INFORMATION SHOWN:
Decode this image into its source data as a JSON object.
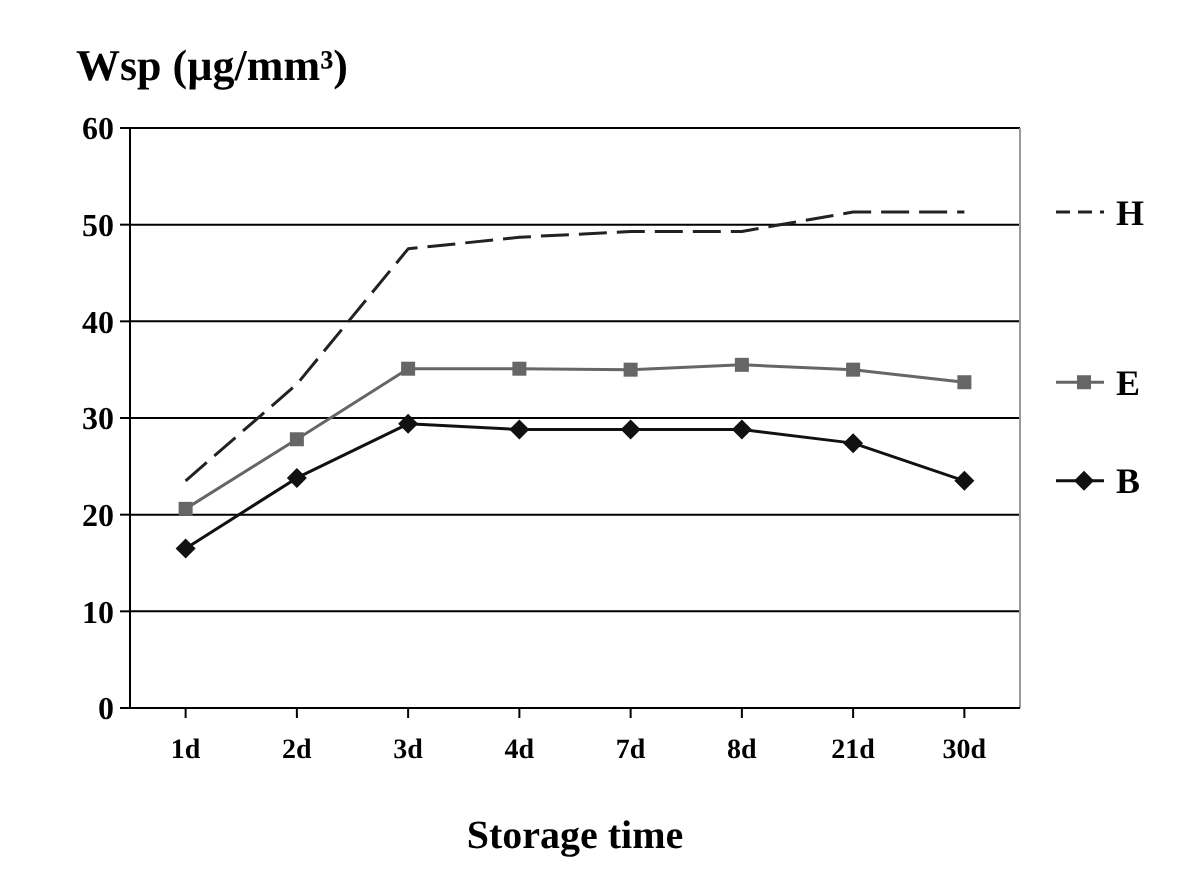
{
  "chart_data": {
    "type": "line",
    "title": "Wsp (µg/mm³)",
    "xlabel": "Storage time",
    "categories": [
      "1d",
      "2d",
      "3d",
      "4d",
      "7d",
      "8d",
      "21d",
      "30d"
    ],
    "series": [
      {
        "name": "H",
        "color": "#222222",
        "marker": "none",
        "line_style": "dashed",
        "values": [
          23.5,
          33.5,
          47.5,
          48.7,
          49.3,
          49.3,
          51.3,
          51.3
        ]
      },
      {
        "name": "E",
        "color": "#666666",
        "marker": "square",
        "line_style": "solid",
        "values": [
          20.6,
          27.8,
          35.1,
          35.1,
          35.0,
          35.5,
          35.0,
          33.7
        ]
      },
      {
        "name": "B",
        "color": "#111111",
        "marker": "diamond",
        "line_style": "solid",
        "values": [
          16.5,
          23.8,
          29.4,
          28.8,
          28.8,
          28.8,
          27.4,
          23.5
        ]
      }
    ],
    "ylim": [
      0,
      60
    ],
    "yticks": [
      0,
      10,
      20,
      30,
      40,
      50,
      60
    ],
    "grid": "y",
    "legend": "right"
  }
}
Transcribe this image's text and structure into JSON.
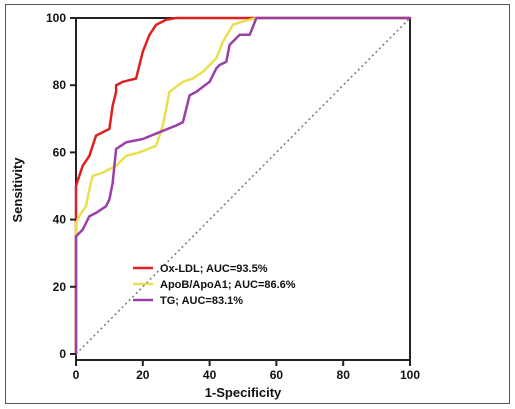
{
  "chart_data": {
    "type": "line",
    "title": "",
    "xlabel": "1-Specificity",
    "ylabel": "Sensitivity",
    "xlim": [
      0,
      100
    ],
    "ylim": [
      0,
      100
    ],
    "x_ticks": [
      "0",
      "20",
      "40",
      "60",
      "80",
      "100"
    ],
    "y_ticks": [
      "0",
      "20",
      "40",
      "60",
      "80",
      "100"
    ],
    "grid": false,
    "legend_position": "lower-left",
    "reference_line": {
      "style": "dotted",
      "color": "#777777",
      "x": [
        0,
        100
      ],
      "y": [
        0,
        100
      ]
    },
    "series": [
      {
        "name": "Ox-LDL; AUC=93.5%",
        "color": "#e02020",
        "x": [
          0,
          0,
          1,
          2,
          4,
          6,
          10,
          11,
          12,
          12,
          14,
          18,
          20,
          22,
          24,
          27,
          30,
          100
        ],
        "y": [
          0,
          50,
          53,
          56,
          59,
          65,
          67,
          74,
          78,
          80,
          81,
          82,
          90,
          95,
          98,
          99.5,
          100,
          100
        ]
      },
      {
        "name": "ApoB/ApoA1; AUC=86.6%",
        "color": "#e8e050",
        "x": [
          0,
          0,
          1,
          3,
          4,
          5,
          8,
          10,
          12,
          13,
          15,
          19,
          24,
          26,
          28,
          32,
          35,
          38,
          42,
          44,
          47,
          50,
          54,
          100
        ],
        "y": [
          0,
          39,
          41,
          44,
          49,
          53,
          54,
          55,
          56,
          57,
          59,
          60,
          62,
          68,
          78,
          81,
          82,
          84,
          88,
          93,
          98,
          99,
          100,
          100
        ]
      },
      {
        "name": "TG; AUC=83.1%",
        "color": "#9a3fa8",
        "x": [
          0,
          0,
          1,
          2,
          3,
          4,
          6,
          9,
          10,
          11,
          12,
          15,
          20,
          25,
          30,
          32,
          34,
          36,
          40,
          42,
          43,
          45,
          46,
          49,
          52,
          54,
          100
        ],
        "y": [
          0,
          35,
          36,
          37,
          39,
          41,
          42,
          44,
          46,
          51,
          61,
          63,
          64,
          66,
          68,
          69,
          77,
          78,
          81,
          85,
          86,
          87,
          92,
          95,
          95,
          100,
          100
        ]
      }
    ]
  }
}
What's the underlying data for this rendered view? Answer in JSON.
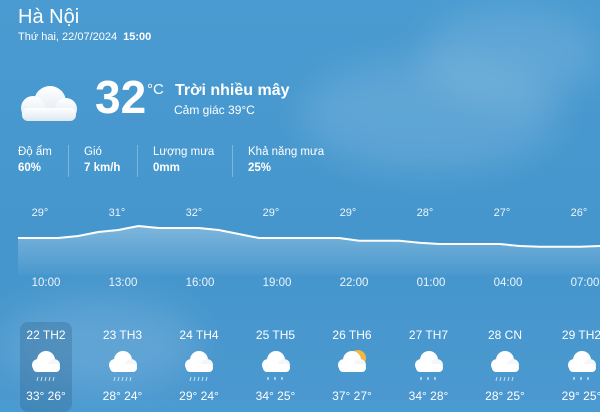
{
  "location": {
    "city": "Hà Nội",
    "date": "Thứ hai, 22/07/2024",
    "time": "15:00"
  },
  "current": {
    "icon": "cloud-icon",
    "temperature": "32",
    "unit": "°C",
    "condition": "Trời nhiều mây",
    "feels_like": "Cảm giác 39°C"
  },
  "stats": [
    {
      "label": "Độ ẩm",
      "value": "60%"
    },
    {
      "label": "Gió",
      "value": "7 km/h"
    },
    {
      "label": "Lượng mưa",
      "value": "0mm"
    },
    {
      "label": "Khả năng mưa",
      "value": "25%"
    }
  ],
  "hourly": {
    "slots": [
      {
        "time": "10:00",
        "temp": "29°"
      },
      {
        "time": "13:00",
        "temp": "31°"
      },
      {
        "time": "16:00",
        "temp": "32°"
      },
      {
        "time": "19:00",
        "temp": "29°"
      },
      {
        "time": "22:00",
        "temp": "29°"
      },
      {
        "time": "01:00",
        "temp": "28°"
      },
      {
        "time": "04:00",
        "temp": "27°"
      },
      {
        "time": "07:00",
        "temp": "26°"
      }
    ],
    "line_values": [
      29,
      29,
      29,
      29.5,
      30.5,
      31,
      32,
      31.5,
      31.5,
      31.5,
      31,
      30,
      29,
      29,
      29,
      29,
      29,
      28.3,
      28.3,
      28.3,
      27.8,
      27.5,
      27.5,
      27.5,
      27.5,
      27,
      26.8,
      26.8,
      26.8,
      27
    ]
  },
  "daily": [
    {
      "label": "22 TH2",
      "icon": "cloud-rain-icon",
      "range": "33° 26°",
      "selected": true
    },
    {
      "label": "23 TH3",
      "icon": "cloud-rain-icon",
      "range": "28° 24°"
    },
    {
      "label": "24 TH4",
      "icon": "cloud-rain-icon",
      "range": "29° 24°"
    },
    {
      "label": "25 TH5",
      "icon": "cloud-drizzle-icon",
      "range": "34° 25°"
    },
    {
      "label": "26 TH6",
      "icon": "sun-cloud-icon",
      "range": "37° 27°"
    },
    {
      "label": "27 TH7",
      "icon": "cloud-drizzle-icon",
      "range": "34° 28°"
    },
    {
      "label": "28 CN",
      "icon": "cloud-rain-icon",
      "range": "28° 25°"
    },
    {
      "label": "29 TH2",
      "icon": "cloud-drizzle-icon",
      "range": "29° 25°"
    }
  ]
}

WHAT YOU HAVE TO DO:
In the listing, find every line containing the word "color" and list it.

RESPONSE FOR THIS EXERCISE:
        "color": "#222222",
        "color": "#666666",
        "color": "#111111",
      "color": "#777777",
        "color": "#e02020",
        "color": "#e8e050",
        "color": "#9a3fa8",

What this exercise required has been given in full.